The exercise: What follows is a listing to be transcribed exactly.

Data provided:
╔══

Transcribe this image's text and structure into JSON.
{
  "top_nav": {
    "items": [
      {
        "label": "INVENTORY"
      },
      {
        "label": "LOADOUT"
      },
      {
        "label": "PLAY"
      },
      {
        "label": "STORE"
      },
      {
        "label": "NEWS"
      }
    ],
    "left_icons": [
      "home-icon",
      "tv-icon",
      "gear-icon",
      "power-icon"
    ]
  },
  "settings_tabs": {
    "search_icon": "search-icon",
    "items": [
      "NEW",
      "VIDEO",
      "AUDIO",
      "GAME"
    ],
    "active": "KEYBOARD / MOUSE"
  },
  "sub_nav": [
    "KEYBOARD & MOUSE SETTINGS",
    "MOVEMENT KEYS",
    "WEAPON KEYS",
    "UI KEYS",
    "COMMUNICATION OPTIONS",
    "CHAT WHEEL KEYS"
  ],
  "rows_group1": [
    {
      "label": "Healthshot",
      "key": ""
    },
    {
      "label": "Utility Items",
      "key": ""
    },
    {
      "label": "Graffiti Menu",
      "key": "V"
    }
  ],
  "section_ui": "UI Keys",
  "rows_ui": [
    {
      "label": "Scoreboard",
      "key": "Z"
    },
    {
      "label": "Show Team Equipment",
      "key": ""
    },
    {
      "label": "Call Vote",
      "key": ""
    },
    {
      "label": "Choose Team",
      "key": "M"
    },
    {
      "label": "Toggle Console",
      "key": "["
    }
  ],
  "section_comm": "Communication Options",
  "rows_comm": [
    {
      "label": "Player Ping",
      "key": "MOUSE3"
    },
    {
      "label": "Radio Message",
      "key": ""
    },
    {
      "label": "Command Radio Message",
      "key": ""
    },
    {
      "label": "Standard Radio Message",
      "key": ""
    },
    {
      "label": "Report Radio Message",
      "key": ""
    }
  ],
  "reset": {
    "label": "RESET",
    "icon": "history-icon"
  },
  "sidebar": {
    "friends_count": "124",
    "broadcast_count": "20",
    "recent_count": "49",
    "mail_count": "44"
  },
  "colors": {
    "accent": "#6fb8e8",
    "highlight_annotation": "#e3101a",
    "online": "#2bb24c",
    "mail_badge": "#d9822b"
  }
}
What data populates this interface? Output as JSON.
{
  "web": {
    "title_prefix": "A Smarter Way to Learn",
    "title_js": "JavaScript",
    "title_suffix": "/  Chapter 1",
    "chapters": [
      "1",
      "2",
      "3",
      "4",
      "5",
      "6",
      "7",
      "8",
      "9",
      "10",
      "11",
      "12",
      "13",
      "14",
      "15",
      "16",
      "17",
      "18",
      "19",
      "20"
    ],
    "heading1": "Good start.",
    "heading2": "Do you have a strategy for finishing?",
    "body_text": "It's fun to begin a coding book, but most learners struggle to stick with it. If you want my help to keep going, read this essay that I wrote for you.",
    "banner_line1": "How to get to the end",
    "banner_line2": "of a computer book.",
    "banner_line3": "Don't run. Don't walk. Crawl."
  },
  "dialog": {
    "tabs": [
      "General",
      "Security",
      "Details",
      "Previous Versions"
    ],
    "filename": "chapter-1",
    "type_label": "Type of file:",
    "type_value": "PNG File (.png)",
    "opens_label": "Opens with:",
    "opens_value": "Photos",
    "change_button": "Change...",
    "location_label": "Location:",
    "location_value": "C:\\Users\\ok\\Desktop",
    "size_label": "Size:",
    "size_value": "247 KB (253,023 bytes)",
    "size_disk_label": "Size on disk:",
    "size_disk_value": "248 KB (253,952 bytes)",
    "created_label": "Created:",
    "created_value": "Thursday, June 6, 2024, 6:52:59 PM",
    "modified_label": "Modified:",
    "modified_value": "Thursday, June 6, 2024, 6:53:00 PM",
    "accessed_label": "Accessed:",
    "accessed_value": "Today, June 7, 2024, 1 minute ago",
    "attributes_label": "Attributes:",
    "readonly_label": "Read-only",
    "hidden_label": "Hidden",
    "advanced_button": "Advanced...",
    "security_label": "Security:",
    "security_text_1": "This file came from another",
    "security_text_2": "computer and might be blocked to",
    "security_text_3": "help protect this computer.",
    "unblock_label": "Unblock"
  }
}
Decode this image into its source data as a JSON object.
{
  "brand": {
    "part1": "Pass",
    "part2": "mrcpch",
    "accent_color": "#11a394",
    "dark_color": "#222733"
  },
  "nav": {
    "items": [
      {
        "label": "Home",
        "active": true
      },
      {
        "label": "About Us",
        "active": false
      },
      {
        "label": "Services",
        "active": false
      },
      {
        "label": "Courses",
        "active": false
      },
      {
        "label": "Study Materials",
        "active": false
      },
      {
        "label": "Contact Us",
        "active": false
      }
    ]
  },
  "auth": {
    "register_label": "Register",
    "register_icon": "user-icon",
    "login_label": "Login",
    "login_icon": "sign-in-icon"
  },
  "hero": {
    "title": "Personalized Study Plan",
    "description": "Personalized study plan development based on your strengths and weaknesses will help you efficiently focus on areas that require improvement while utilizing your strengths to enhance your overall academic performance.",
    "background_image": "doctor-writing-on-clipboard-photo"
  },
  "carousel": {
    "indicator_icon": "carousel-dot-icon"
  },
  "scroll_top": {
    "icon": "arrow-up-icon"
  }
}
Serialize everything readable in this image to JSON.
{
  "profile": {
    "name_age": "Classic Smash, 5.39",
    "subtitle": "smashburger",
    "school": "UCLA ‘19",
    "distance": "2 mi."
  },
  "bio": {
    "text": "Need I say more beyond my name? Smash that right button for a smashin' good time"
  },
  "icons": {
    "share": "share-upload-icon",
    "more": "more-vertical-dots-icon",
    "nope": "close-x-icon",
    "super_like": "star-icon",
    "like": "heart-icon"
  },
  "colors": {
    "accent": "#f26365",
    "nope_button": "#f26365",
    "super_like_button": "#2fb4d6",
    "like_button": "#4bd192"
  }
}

╚══

Written response:
Transcribe this image's text and structure into JSON.
{
  "top_nav": {
    "items": [
      {
        "label": "INVENTORY"
      },
      {
        "label": "LOADOUT"
      },
      {
        "label": "PLAY"
      },
      {
        "label": "STORE"
      },
      {
        "label": "NEWS"
      }
    ],
    "left_icons": [
      "home-icon",
      "tv-icon",
      "gear-icon",
      "power-icon"
    ]
  },
  "settings_tabs": {
    "search_icon": "search-icon",
    "items": [
      "NEW",
      "VIDEO",
      "AUDIO",
      "GAME"
    ],
    "active": "KEYBOARD / MOUSE"
  },
  "sub_nav": [
    "KEYBOARD & MOUSE SETTINGS",
    "MOVEMENT KEYS",
    "WEAPON KEYS",
    "UI KEYS",
    "COMMUNICATION OPTIONS",
    "CHAT WHEEL KEYS"
  ],
  "rows_group1": [
    {
      "label": "Healthshot",
      "key": ""
    },
    {
      "label": "Utility Items",
      "key": ""
    },
    {
      "label": "Graffiti Menu",
      "key": "V"
    }
  ],
  "section_ui": "UI Keys",
  "rows_ui": [
    {
      "label": "Scoreboard",
      "key": "Z"
    },
    {
      "label": "Show Team Equipment",
      "key": ""
    },
    {
      "label": "Call Vote",
      "key": ""
    },
    {
      "label": "Choose Team",
      "key": "M"
    },
    {
      "label": "Toggle Console",
      "key": "["
    }
  ],
  "section_comm": "Communication Options",
  "rows_comm": [
    {
      "label": "Player Ping",
      "key": "MOUSE3"
    },
    {
      "label": "Radio Message",
      "key": ""
    },
    {
      "label": "Command Radio Message",
      "key": ""
    },
    {
      "label": "Standard Radio Message",
      "key": ""
    },
    {
      "label": "Report Radio Message",
      "key": ""
    }
  ],
  "reset": {
    "label": "RESET",
    "icon": "history-icon"
  },
  "sidebar": {
    "friends_count": "124",
    "broadcast_count": "20",
    "recent_count": "49",
    "mail_count": "44"
  },
  "colors": {
    "accent": "#6fb8e8",
    "highlight_annotation": "#e3101a",
    "online": "#2bb24c",
    "mail_badge": "#d9822b"
  }
}
What data populates this interface? Output as JSON.
{
  "web": {
    "title_prefix": "A Smarter Way to Learn",
    "title_js": "JavaScript",
    "title_suffix": "/  Chapter 1",
    "chapters": [
      "1",
      "2",
      "3",
      "4",
      "5",
      "6",
      "7",
      "8",
      "9",
      "10",
      "11",
      "12",
      "13",
      "14",
      "15",
      "16",
      "17",
      "18",
      "19",
      "20"
    ],
    "heading1": "Good start.",
    "heading2": "Do you have a strategy for finishing?",
    "body_text": "It's fun to begin a coding book, but most learners struggle to stick with it. If you want my help to keep going, read this essay that I wrote for you.",
    "banner_line1": "How to get to the end",
    "banner_line2": "of a computer book.",
    "banner_line3": "Don't run. Don't walk. Crawl."
  },
  "dialog": {
    "tabs": [
      "General",
      "Security",
      "Details",
      "Previous Versions"
    ],
    "filename": "chapter-1",
    "type_label": "Type of file:",
    "type_value": "PNG File (.png)",
    "opens_label": "Opens with:",
    "opens_value": "Photos",
    "change_button": "Change...",
    "location_label": "Location:",
    "location_value": "C:\\Users\\ok\\Desktop",
    "size_label": "Size:",
    "size_value": "247 KB (253,023 bytes)",
    "size_disk_label": "Size on disk:",
    "size_disk_value": "248 KB (253,952 bytes)",
    "created_label": "Created:",
    "created_value": "Thursday, June 6, 2024, 6:52:59 PM",
    "modified_label": "Modified:",
    "modified_value": "Thursday, June 6, 2024, 6:53:00 PM",
    "accessed_label": "Accessed:",
    "accessed_value": "Today, June 7, 2024, 1 minute ago",
    "attributes_label": "Attributes:",
    "readonly_label": "Read-only",
    "hidden_label": "Hidden",
    "advanced_button": "Advanced...",
    "security_label": "Security:",
    "security_text_1": "This file came from another",
    "security_text_2": "computer and might be blocked to",
    "security_text_3": "help protect this computer.",
    "unblock_label": "Unblock"
  }
}
Decode this image into its source data as a JSON object.
{
  "brand": {
    "part1": "Pass",
    "part2": "mrcpch",
    "accent_color": "#11a394",
    "dark_color": "#222733"
  },
  "nav": {
    "items": [
      {
        "label": "Home",
        "active": true
      },
      {
        "label": "About Us",
        "active": false
      },
      {
        "label": "Services",
        "active": false
      },
      {
        "label": "Courses",
        "active": false
      },
      {
        "label": "Study Materials",
        "active": false
      },
      {
        "label": "Contact Us",
        "active": false
      }
    ]
  },
  "auth": {
    "register_label": "Register",
    "register_icon": "user-icon",
    "login_label": "Login",
    "login_icon": "sign-in-icon"
  },
  "hero": {
    "title": "Personalized Study Plan",
    "description": "Personalized study plan development based on your strengths and weaknesses will help you efficiently focus on areas that require improvement while utilizing your strengths to enhance your overall academic performance.",
    "background_image": "doctor-writing-on-clipboard-photo"
  },
  "carousel": {
    "indicator_icon": "carousel-dot-icon"
  },
  "scroll_top": {
    "icon": "arrow-up-icon"
  }
}
Serialize everything readable in this image to JSON.
{
  "profile": {
    "name_age": "Classic Smash, 5.39",
    "subtitle": "smashburger",
    "school": "UCLA ‘19",
    "distance": "2 mi."
  },
  "bio": {
    "text": "Need I say more beyond my name? Smash that right button for a smashin' good time"
  },
  "icons": {
    "share": "share-upload-icon",
    "more": "more-vertical-dots-icon",
    "nope": "close-x-icon",
    "super_like": "star-icon",
    "like": "heart-icon"
  },
  "colors": {
    "accent": "#f26365",
    "nope_button": "#f26365",
    "super_like_button": "#2fb4d6",
    "like_button": "#4bd192"
  }
}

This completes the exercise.